STATED GOAL: Return all of the lines below exactly as they are.

[Begin RECORDS PROVIDED]

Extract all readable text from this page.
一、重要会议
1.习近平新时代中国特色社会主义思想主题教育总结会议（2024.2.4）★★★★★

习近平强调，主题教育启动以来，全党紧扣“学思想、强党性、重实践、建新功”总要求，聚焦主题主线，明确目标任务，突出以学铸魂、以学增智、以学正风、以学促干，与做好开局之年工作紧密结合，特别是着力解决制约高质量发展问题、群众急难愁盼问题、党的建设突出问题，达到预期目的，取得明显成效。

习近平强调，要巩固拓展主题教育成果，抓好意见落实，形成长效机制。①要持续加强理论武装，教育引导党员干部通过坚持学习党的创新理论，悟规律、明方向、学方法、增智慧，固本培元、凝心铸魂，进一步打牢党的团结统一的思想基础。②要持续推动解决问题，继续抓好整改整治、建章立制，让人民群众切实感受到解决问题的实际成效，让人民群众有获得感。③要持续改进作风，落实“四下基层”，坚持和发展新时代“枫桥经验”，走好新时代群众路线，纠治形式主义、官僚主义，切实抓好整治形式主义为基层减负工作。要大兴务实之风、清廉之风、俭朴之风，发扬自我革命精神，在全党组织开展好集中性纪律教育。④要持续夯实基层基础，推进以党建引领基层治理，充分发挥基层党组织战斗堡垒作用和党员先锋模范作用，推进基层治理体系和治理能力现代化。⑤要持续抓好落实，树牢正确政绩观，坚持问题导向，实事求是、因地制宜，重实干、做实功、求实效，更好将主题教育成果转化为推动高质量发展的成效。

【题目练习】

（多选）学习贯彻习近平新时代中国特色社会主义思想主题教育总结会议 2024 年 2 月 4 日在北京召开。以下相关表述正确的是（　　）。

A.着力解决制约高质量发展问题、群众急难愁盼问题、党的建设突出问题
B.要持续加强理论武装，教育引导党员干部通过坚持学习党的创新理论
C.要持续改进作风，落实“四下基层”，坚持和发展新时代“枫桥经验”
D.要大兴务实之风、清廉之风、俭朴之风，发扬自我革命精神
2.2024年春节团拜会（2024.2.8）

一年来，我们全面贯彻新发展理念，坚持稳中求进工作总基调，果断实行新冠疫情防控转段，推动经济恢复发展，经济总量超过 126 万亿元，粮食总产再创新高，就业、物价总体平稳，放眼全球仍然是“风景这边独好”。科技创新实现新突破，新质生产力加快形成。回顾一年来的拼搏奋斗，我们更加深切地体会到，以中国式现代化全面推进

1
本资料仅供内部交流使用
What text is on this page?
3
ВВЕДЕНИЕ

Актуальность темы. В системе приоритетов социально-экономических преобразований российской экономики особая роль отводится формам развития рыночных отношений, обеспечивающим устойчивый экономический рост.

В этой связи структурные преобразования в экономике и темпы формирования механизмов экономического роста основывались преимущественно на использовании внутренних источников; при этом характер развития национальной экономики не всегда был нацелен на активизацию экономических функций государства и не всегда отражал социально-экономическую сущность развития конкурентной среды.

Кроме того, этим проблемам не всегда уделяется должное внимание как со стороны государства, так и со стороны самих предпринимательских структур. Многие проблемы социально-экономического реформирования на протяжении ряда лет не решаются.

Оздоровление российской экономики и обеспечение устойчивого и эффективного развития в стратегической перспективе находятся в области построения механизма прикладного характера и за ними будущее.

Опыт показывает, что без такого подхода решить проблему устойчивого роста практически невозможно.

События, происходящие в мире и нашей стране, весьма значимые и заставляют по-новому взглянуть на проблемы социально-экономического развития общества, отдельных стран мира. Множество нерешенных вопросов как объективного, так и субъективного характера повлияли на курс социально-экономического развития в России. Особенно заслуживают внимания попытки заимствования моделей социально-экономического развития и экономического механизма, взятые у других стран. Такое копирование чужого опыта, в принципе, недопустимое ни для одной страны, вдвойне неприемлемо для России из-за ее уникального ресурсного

[End RECORDS PROVIDED]

OUTPUT:
Extract all readable text from this page.
一、重要会议
1.习近平新时代中国特色社会主义思想主题教育总结会议（2024.2.4）★★★★★

习近平强调，主题教育启动以来，全党紧扣“学思想、强党性、重实践、建新功”总要求，聚焦主题主线，明确目标任务，突出以学铸魂、以学增智、以学正风、以学促干，与做好开局之年工作紧密结合，特别是着力解决制约高质量发展问题、群众急难愁盼问题、党的建设突出问题，达到预期目的，取得明显成效。

习近平强调，要巩固拓展主题教育成果，抓好意见落实，形成长效机制。①要持续加强理论武装，教育引导党员干部通过坚持学习党的创新理论，悟规律、明方向、学方法、增智慧，固本培元、凝心铸魂，进一步打牢党的团结统一的思想基础。②要持续推动解决问题，继续抓好整改整治、建章立制，让人民群众切实感受到解决问题的实际成效，让人民群众有获得感。③要持续改进作风，落实“四下基层”，坚持和发展新时代“枫桥经验”，走好新时代群众路线，纠治形式主义、官僚主义，切实抓好整治形式主义为基层减负工作。要大兴务实之风、清廉之风、俭朴之风，发扬自我革命精神，在全党组织开展好集中性纪律教育。④要持续夯实基层基础，推进以党建引领基层治理，充分发挥基层党组织战斗堡垒作用和党员先锋模范作用，推进基层治理体系和治理能力现代化。⑤要持续抓好落实，树牢正确政绩观，坚持问题导向，实事求是、因地制宜，重实干、做实功、求实效，更好将主题教育成果转化为推动高质量发展的成效。

【题目练习】

（多选）学习贯彻习近平新时代中国特色社会主义思想主题教育总结会议 2024 年 2 月 4 日在北京召开。以下相关表述正确的是（　　）。

A.着力解决制约高质量发展问题、群众急难愁盼问题、党的建设突出问题
B.要持续加强理论武装，教育引导党员干部通过坚持学习党的创新理论
C.要持续改进作风，落实“四下基层”，坚持和发展新时代“枫桥经验”
D.要大兴务实之风、清廉之风、俭朴之风，发扬自我革命精神
2.2024年春节团拜会（2024.2.8）

一年来，我们全面贯彻新发展理念，坚持稳中求进工作总基调，果断实行新冠疫情防控转段，推动经济恢复发展，经济总量超过 126 万亿元，粮食总产再创新高，就业、物价总体平稳，放眼全球仍然是“风景这边独好”。科技创新实现新突破，新质生产力加快形成。回顾一年来的拼搏奋斗，我们更加深切地体会到，以中国式现代化全面推进

1
本资料仅供内部交流使用
What text is on this page?
3
ВВЕДЕНИЕ

Актуальность темы. В системе приоритетов социально-экономических преобразований российской экономики особая роль отводится формам развития рыночных отношений, обеспечивающим устойчивый экономический рост.

В этой связи структурные преобразования в экономике и темпы формирования механизмов экономического роста основывались преимущественно на использовании внутренних источников; при этом характер развития национальной экономики не всегда был нацелен на активизацию экономических функций государства и не всегда отражал социально-экономическую сущность развития конкурентной среды.

Кроме того, этим проблемам не всегда уделяется должное внимание как со стороны государства, так и со стороны самих предпринимательских структур. Многие проблемы социально-экономического реформирования на протяжении ряда лет не решаются.

Оздоровление российской экономики и обеспечение устойчивого и эффективного развития в стратегической перспективе находятся в области построения механизма прикладного характера и за ними будущее.

Опыт показывает, что без такого подхода решить проблему устойчивого роста практически невозможно.

События, происходящие в мире и нашей стране, весьма значимые и заставляют по-новому взглянуть на проблемы социально-экономического развития общества, отдельных стран мира. Множество нерешенных вопросов как объективного, так и субъективного характера повлияли на курс социально-экономического развития в России. Особенно заслуживают внимания попытки заимствования моделей социально-экономического развития и экономического механизма, взятые у других стран. Такое копирование чужого опыта, в принципе, недопустимое ни для одной страны, вдвойне неприемлемо для России из-за ее уникального ресурсного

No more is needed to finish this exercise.